## Exercise description
Copy out every line of the records where the string "JSON" occurs.

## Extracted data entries

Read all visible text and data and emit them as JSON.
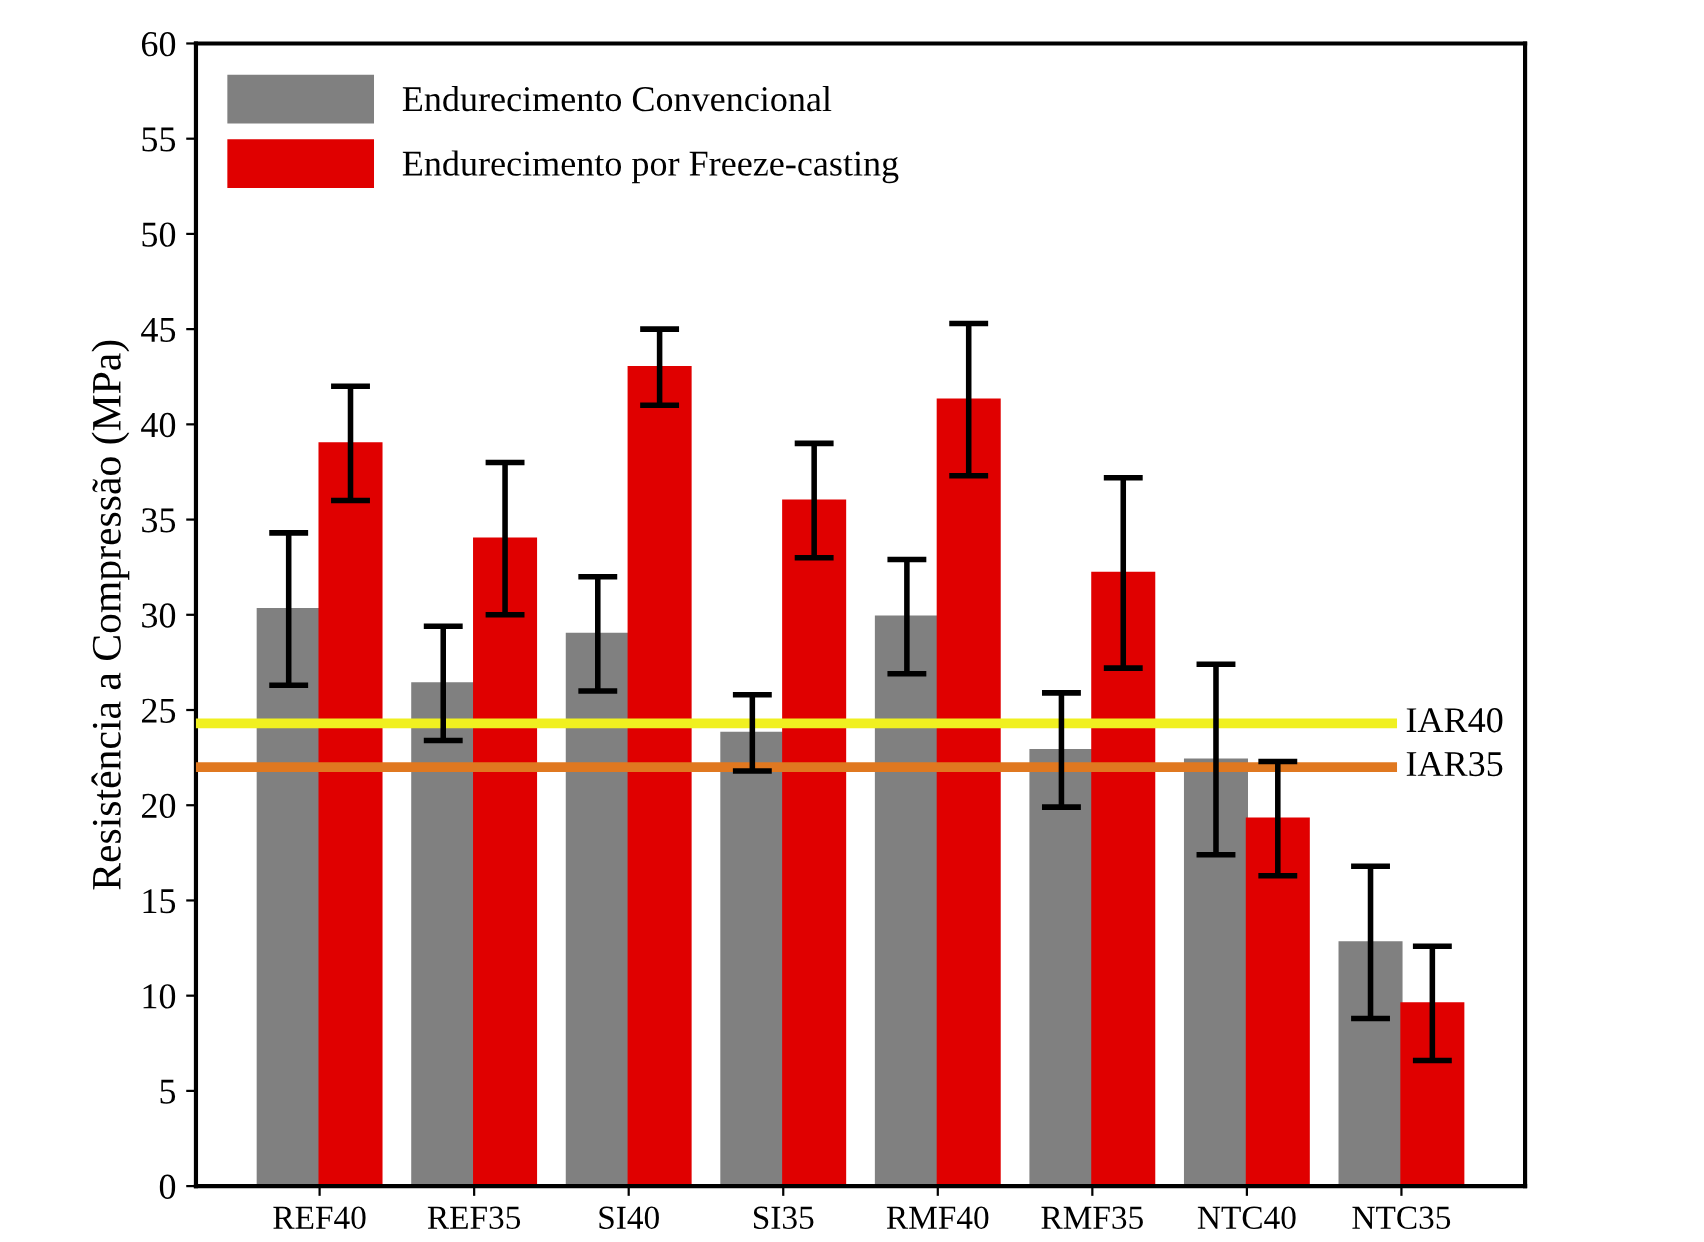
{
  "chart_data": {
    "type": "bar",
    "ylabel": "Resistência a Compressão (MPa)",
    "categories": [
      "REF40",
      "REF35",
      "SI40",
      "SI35",
      "RMF40",
      "RMF35",
      "NTC40",
      "NTC35"
    ],
    "series": [
      {
        "name": "Endurecimento Convencional",
        "color": "#808080",
        "values": [
          30.3,
          26.4,
          29,
          23.8,
          29.9,
          22.9,
          22.4,
          12.8
        ],
        "errors": [
          4,
          3,
          3,
          2,
          3,
          3,
          5,
          4
        ]
      },
      {
        "name": "Endurecimento por Freeze-casting",
        "color": "#e00000",
        "values": [
          39,
          34,
          43,
          36,
          41.3,
          32.2,
          19.3,
          9.6
        ],
        "errors": [
          3,
          4,
          2,
          3,
          4,
          5,
          3,
          3
        ]
      }
    ],
    "ylim": [
      0,
      60
    ],
    "yticks": [
      0,
      5,
      10,
      15,
      20,
      25,
      30,
      35,
      40,
      45,
      50,
      55,
      60
    ],
    "ref_lines": [
      {
        "axis": "y",
        "value": 24.3,
        "label": "IAR40",
        "color": "#f0f020"
      },
      {
        "axis": "y",
        "value": 22,
        "label": "IAR35",
        "color": "#e07820"
      }
    ],
    "legend": "top left",
    "grid": false
  }
}
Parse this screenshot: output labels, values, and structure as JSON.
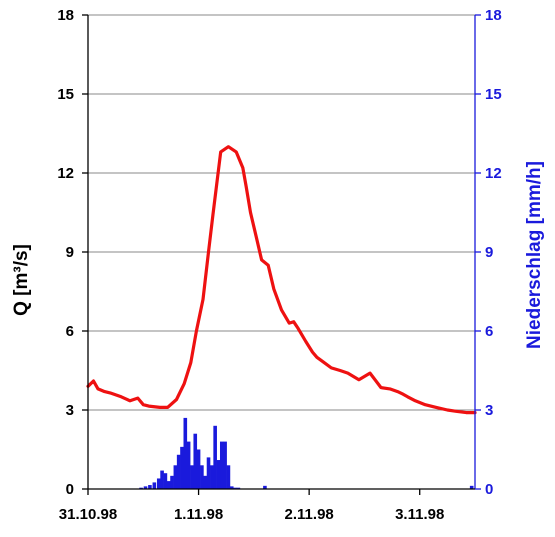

## Reply
Read all visible text and data and emit them as JSON.
Parse this screenshot: output labels, values, and structure as JSON.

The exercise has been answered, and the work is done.